→ Aim: Below are some records. Pull every line that contains the word "this".

[Start of Input rows]

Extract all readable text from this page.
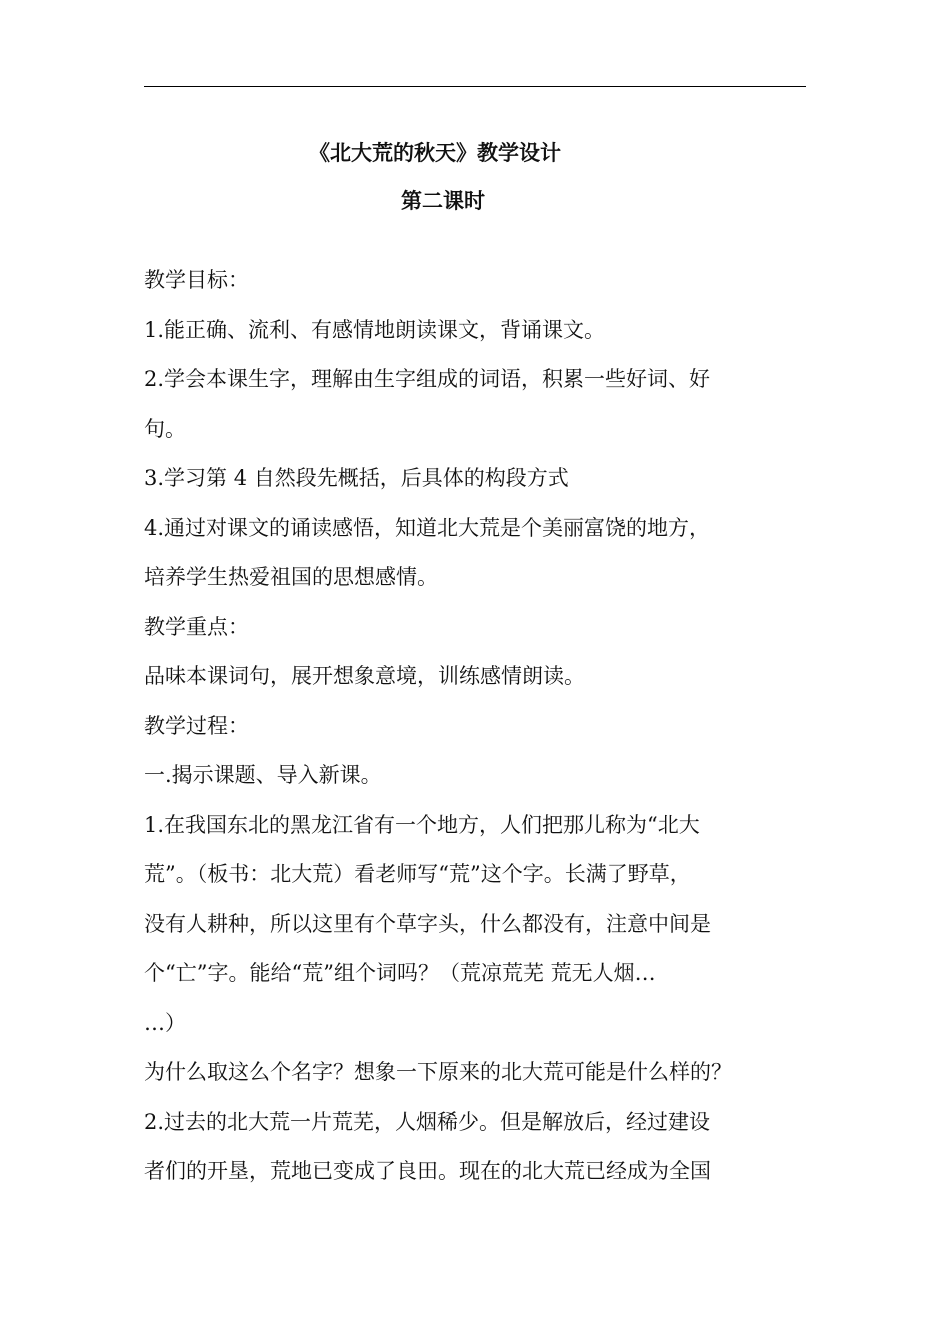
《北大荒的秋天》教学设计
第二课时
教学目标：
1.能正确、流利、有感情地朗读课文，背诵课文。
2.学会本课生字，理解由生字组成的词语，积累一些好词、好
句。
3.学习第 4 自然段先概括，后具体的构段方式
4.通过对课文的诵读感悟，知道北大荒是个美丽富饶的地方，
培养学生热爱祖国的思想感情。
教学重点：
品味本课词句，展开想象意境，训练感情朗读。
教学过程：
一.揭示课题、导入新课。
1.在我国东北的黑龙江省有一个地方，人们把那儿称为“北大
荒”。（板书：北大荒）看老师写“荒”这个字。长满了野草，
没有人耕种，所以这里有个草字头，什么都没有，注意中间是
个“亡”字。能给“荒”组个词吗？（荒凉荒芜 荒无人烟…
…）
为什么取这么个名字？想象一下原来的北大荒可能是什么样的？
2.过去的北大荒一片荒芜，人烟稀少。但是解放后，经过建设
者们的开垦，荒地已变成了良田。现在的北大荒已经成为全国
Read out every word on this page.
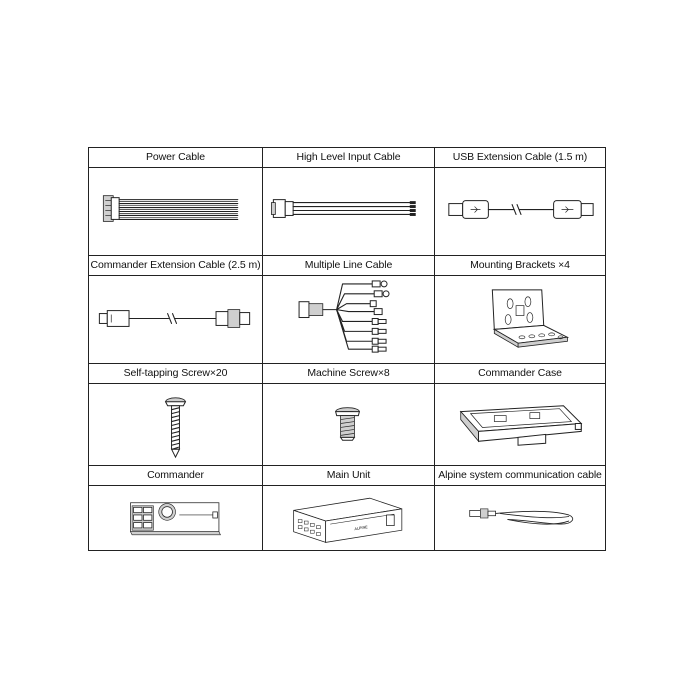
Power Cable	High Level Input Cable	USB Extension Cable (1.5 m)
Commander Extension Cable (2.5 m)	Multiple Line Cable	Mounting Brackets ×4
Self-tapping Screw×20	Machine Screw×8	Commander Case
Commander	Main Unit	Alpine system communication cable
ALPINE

[End of Input rows]

→ Answer to the task:
Extract all readable text from this page.
Read out every word on this page.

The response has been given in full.